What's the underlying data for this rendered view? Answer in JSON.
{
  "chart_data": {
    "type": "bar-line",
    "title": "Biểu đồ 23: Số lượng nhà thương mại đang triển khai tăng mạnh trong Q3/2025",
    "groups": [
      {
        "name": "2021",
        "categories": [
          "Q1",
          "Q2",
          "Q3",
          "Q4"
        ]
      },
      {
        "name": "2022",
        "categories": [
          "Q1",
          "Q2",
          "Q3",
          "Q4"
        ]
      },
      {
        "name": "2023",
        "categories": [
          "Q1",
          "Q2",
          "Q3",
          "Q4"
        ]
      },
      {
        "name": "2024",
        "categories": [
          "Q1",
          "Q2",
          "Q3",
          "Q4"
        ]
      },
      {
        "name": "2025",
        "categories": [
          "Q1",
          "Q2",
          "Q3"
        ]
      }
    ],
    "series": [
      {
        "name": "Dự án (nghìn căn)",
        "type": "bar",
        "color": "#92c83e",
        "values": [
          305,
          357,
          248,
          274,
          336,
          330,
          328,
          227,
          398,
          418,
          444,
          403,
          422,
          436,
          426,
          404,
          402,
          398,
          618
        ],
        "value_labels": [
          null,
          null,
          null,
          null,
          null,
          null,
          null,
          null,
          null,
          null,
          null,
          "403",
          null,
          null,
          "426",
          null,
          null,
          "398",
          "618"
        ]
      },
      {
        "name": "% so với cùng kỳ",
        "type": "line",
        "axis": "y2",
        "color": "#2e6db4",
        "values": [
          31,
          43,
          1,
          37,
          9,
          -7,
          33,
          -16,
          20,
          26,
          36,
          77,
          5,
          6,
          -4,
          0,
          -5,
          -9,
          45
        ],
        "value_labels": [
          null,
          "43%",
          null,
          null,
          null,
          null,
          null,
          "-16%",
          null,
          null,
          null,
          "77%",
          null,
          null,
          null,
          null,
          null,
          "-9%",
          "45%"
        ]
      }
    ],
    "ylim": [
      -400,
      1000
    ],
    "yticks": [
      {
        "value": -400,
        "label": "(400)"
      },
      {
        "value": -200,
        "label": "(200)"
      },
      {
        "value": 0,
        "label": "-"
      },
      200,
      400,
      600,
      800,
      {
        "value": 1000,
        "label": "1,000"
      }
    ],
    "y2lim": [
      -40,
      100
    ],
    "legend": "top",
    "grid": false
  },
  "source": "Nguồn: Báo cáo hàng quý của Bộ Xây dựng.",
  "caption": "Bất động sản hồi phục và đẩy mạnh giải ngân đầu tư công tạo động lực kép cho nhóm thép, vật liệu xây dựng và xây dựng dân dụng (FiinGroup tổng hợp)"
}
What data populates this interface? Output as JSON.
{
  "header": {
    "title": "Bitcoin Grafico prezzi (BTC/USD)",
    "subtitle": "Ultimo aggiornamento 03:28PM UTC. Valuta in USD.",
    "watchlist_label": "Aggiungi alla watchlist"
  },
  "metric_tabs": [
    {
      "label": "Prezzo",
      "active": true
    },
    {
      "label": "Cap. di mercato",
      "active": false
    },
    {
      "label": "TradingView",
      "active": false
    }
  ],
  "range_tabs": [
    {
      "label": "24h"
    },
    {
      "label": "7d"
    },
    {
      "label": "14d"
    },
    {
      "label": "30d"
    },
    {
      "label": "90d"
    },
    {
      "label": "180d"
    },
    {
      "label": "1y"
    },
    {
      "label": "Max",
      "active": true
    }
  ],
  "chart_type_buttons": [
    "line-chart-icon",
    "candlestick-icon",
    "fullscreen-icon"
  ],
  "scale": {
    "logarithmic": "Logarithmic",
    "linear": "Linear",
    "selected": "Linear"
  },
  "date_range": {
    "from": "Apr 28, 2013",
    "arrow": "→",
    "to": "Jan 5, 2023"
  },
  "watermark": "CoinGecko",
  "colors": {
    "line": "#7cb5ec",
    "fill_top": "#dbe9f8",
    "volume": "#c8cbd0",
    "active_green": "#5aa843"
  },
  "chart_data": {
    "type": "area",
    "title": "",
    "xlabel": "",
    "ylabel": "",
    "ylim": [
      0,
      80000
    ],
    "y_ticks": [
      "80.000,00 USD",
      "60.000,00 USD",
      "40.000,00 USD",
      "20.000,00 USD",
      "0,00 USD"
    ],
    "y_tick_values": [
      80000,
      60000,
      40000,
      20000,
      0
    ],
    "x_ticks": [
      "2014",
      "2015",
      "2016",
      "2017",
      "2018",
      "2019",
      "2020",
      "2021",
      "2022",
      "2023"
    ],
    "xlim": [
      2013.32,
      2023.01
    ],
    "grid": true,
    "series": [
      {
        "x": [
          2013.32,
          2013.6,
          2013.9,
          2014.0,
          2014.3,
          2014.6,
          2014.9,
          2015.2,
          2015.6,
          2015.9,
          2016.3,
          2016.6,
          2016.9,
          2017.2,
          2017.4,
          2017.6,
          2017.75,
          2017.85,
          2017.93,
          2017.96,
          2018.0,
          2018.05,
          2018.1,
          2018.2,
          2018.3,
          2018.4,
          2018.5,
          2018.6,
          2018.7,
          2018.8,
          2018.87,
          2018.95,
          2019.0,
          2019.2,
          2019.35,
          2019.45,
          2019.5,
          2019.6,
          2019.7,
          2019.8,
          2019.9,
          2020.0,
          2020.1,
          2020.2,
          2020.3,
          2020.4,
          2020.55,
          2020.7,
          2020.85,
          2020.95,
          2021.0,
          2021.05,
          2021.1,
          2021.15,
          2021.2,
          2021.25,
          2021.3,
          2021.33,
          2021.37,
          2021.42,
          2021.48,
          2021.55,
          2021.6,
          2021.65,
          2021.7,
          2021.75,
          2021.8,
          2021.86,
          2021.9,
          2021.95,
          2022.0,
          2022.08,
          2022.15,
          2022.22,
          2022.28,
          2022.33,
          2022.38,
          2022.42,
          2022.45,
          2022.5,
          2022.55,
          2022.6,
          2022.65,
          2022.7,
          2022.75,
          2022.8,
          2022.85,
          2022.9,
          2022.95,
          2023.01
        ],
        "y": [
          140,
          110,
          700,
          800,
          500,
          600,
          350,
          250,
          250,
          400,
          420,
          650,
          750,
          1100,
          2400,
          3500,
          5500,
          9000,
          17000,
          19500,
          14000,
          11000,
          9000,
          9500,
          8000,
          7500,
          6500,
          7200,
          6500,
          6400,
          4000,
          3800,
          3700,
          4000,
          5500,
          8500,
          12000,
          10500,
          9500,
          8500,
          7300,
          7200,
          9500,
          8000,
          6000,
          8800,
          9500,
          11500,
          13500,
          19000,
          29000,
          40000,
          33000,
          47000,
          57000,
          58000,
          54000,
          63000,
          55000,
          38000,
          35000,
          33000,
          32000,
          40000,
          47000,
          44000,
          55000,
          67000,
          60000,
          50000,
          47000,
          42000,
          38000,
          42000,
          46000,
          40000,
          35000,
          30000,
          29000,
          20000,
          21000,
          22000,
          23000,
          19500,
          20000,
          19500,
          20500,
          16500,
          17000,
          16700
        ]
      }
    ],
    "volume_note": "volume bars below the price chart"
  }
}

[Work required] Faithfully reproduce all of the records, character for character.

[Solution]
What's the underlying data for this rendered view? Answer in JSON.
{
  "chart_data": {
    "type": "bar-line",
    "title": "Biểu đồ 23: Số lượng nhà thương mại đang triển khai tăng mạnh trong Q3/2025",
    "groups": [
      {
        "name": "2021",
        "categories": [
          "Q1",
          "Q2",
          "Q3",
          "Q4"
        ]
      },
      {
        "name": "2022",
        "categories": [
          "Q1",
          "Q2",
          "Q3",
          "Q4"
        ]
      },
      {
        "name": "2023",
        "categories": [
          "Q1",
          "Q2",
          "Q3",
          "Q4"
        ]
      },
      {
        "name": "2024",
        "categories": [
          "Q1",
          "Q2",
          "Q3",
          "Q4"
        ]
      },
      {
        "name": "2025",
        "categories": [
          "Q1",
          "Q2",
          "Q3"
        ]
      }
    ],
    "series": [
      {
        "name": "Dự án (nghìn căn)",
        "type": "bar",
        "color": "#92c83e",
        "values": [
          305,
          357,
          248,
          274,
          336,
          330,
          328,
          227,
          398,
          418,
          444,
          403,
          422,
          436,
          426,
          404,
          402,
          398,
          618
        ],
        "value_labels": [
          null,
          null,
          null,
          null,
          null,
          null,
          null,
          null,
          null,
          null,
          null,
          "403",
          null,
          null,
          "426",
          null,
          null,
          "398",
          "618"
        ]
      },
      {
        "name": "% so với cùng kỳ",
        "type": "line",
        "axis": "y2",
        "color": "#2e6db4",
        "values": [
          31,
          43,
          1,
          37,
          9,
          -7,
          33,
          -16,
          20,
          26,
          36,
          77,
          5,
          6,
          -4,
          0,
          -5,
          -9,
          45
        ],
        "value_labels": [
          null,
          "43%",
          null,
          null,
          null,
          null,
          null,
          "-16%",
          null,
          null,
          null,
          "77%",
          null,
          null,
          null,
          null,
          null,
          "-9%",
          "45%"
        ]
      }
    ],
    "ylim": [
      -400,
      1000
    ],
    "yticks": [
      {
        "value": -400,
        "label": "(400)"
      },
      {
        "value": -200,
        "label": "(200)"
      },
      {
        "value": 0,
        "label": "-"
      },
      200,
      400,
      600,
      800,
      {
        "value": 1000,
        "label": "1,000"
      }
    ],
    "y2lim": [
      -40,
      100
    ],
    "legend": "top",
    "grid": false
  },
  "source": "Nguồn: Báo cáo hàng quý của Bộ Xây dựng.",
  "caption": "Bất động sản hồi phục và đẩy mạnh giải ngân đầu tư công tạo động lực kép cho nhóm thép, vật liệu xây dựng và xây dựng dân dụng (FiinGroup tổng hợp)"
}
What data populates this interface? Output as JSON.
{
  "header": {
    "title": "Bitcoin Grafico prezzi (BTC/USD)",
    "subtitle": "Ultimo aggiornamento 03:28PM UTC. Valuta in USD.",
    "watchlist_label": "Aggiungi alla watchlist"
  },
  "metric_tabs": [
    {
      "label": "Prezzo",
      "active": true
    },
    {
      "label": "Cap. di mercato",
      "active": false
    },
    {
      "label": "TradingView",
      "active": false
    }
  ],
  "range_tabs": [
    {
      "label": "24h"
    },
    {
      "label": "7d"
    },
    {
      "label": "14d"
    },
    {
      "label": "30d"
    },
    {
      "label": "90d"
    },
    {
      "label": "180d"
    },
    {
      "label": "1y"
    },
    {
      "label": "Max",
      "active": true
    }
  ],
  "chart_type_buttons": [
    "line-chart-icon",
    "candlestick-icon",
    "fullscreen-icon"
  ],
  "scale": {
    "logarithmic": "Logarithmic",
    "linear": "Linear",
    "selected": "Linear"
  },
  "date_range": {
    "from": "Apr 28, 2013",
    "arrow": "→",
    "to": "Jan 5, 2023"
  },
  "watermark": "CoinGecko",
  "colors": {
    "line": "#7cb5ec",
    "fill_top": "#dbe9f8",
    "volume": "#c8cbd0",
    "active_green": "#5aa843"
  },
  "chart_data": {
    "type": "area",
    "title": "",
    "xlabel": "",
    "ylabel": "",
    "ylim": [
      0,
      80000
    ],
    "y_ticks": [
      "80.000,00 USD",
      "60.000,00 USD",
      "40.000,00 USD",
      "20.000,00 USD",
      "0,00 USD"
    ],
    "y_tick_values": [
      80000,
      60000,
      40000,
      20000,
      0
    ],
    "x_ticks": [
      "2014",
      "2015",
      "2016",
      "2017",
      "2018",
      "2019",
      "2020",
      "2021",
      "2022",
      "2023"
    ],
    "xlim": [
      2013.32,
      2023.01
    ],
    "grid": true,
    "series": [
      {
        "x": [
          2013.32,
          2013.6,
          2013.9,
          2014.0,
          2014.3,
          2014.6,
          2014.9,
          2015.2,
          2015.6,
          2015.9,
          2016.3,
          2016.6,
          2016.9,
          2017.2,
          2017.4,
          2017.6,
          2017.75,
          2017.85,
          2017.93,
          2017.96,
          2018.0,
          2018.05,
          2018.1,
          2018.2,
          2018.3,
          2018.4,
          2018.5,
          2018.6,
          2018.7,
          2018.8,
          2018.87,
          2018.95,
          2019.0,
          2019.2,
          2019.35,
          2019.45,
          2019.5,
          2019.6,
          2019.7,
          2019.8,
          2019.9,
          2020.0,
          2020.1,
          2020.2,
          2020.3,
          2020.4,
          2020.55,
          2020.7,
          2020.85,
          2020.95,
          2021.0,
          2021.05,
          2021.1,
          2021.15,
          2021.2,
          2021.25,
          2021.3,
          2021.33,
          2021.37,
          2021.42,
          2021.48,
          2021.55,
          2021.6,
          2021.65,
          2021.7,
          2021.75,
          2021.8,
          2021.86,
          2021.9,
          2021.95,
          2022.0,
          2022.08,
          2022.15,
          2022.22,
          2022.28,
          2022.33,
          2022.38,
          2022.42,
          2022.45,
          2022.5,
          2022.55,
          2022.6,
          2022.65,
          2022.7,
          2022.75,
          2022.8,
          2022.85,
          2022.9,
          2022.95,
          2023.01
        ],
        "y": [
          140,
          110,
          700,
          800,
          500,
          600,
          350,
          250,
          250,
          400,
          420,
          650,
          750,
          1100,
          2400,
          3500,
          5500,
          9000,
          17000,
          19500,
          14000,
          11000,
          9000,
          9500,
          8000,
          7500,
          6500,
          7200,
          6500,
          6400,
          4000,
          3800,
          3700,
          4000,
          5500,
          8500,
          12000,
          10500,
          9500,
          8500,
          7300,
          7200,
          9500,
          8000,
          6000,
          8800,
          9500,
          11500,
          13500,
          19000,
          29000,
          40000,
          33000,
          47000,
          57000,
          58000,
          54000,
          63000,
          55000,
          38000,
          35000,
          33000,
          32000,
          40000,
          47000,
          44000,
          55000,
          67000,
          60000,
          50000,
          47000,
          42000,
          38000,
          42000,
          46000,
          40000,
          35000,
          30000,
          29000,
          20000,
          21000,
          22000,
          23000,
          19500,
          20000,
          19500,
          20500,
          16500,
          17000,
          16700
        ]
      }
    ],
    "volume_note": "volume bars below the price chart"
  }
}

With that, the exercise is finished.